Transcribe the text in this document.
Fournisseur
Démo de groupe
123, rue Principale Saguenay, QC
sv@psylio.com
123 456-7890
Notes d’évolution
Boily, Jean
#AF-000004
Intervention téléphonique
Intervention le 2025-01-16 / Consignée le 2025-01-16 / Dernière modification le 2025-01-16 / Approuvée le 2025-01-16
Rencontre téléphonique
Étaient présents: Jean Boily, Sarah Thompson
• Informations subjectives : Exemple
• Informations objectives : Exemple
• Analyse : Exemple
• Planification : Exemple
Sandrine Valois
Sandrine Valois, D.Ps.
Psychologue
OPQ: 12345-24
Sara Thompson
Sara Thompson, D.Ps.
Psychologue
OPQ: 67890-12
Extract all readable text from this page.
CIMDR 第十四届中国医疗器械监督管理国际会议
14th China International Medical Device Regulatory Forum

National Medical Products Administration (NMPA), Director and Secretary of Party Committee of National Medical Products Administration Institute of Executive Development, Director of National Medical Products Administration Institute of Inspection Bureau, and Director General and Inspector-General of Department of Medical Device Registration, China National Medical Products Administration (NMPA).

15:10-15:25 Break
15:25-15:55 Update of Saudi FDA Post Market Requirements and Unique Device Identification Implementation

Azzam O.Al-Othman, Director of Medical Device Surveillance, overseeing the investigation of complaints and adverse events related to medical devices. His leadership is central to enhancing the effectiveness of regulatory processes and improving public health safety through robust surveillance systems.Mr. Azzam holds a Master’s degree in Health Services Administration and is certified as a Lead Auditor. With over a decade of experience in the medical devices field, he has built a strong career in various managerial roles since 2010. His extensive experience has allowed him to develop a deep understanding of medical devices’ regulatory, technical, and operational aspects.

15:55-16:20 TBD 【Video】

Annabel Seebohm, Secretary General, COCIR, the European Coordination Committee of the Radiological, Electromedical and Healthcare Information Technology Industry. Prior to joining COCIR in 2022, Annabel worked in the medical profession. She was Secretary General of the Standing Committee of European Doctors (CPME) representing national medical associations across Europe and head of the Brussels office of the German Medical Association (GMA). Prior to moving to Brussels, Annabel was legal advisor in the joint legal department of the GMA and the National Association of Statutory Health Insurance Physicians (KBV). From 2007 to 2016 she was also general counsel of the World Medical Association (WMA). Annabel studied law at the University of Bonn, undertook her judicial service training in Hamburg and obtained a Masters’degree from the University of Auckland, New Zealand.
:::
## Instructions to follow
From the data, list each line in which the string "Intervention" appears.

## Correct answer
Intervention téléphonique
Intervention le 2025-01-16 / Consignée le 2025-01-16 / Dernière modification le 2025-01-16 / Approuvée le 2025-01-16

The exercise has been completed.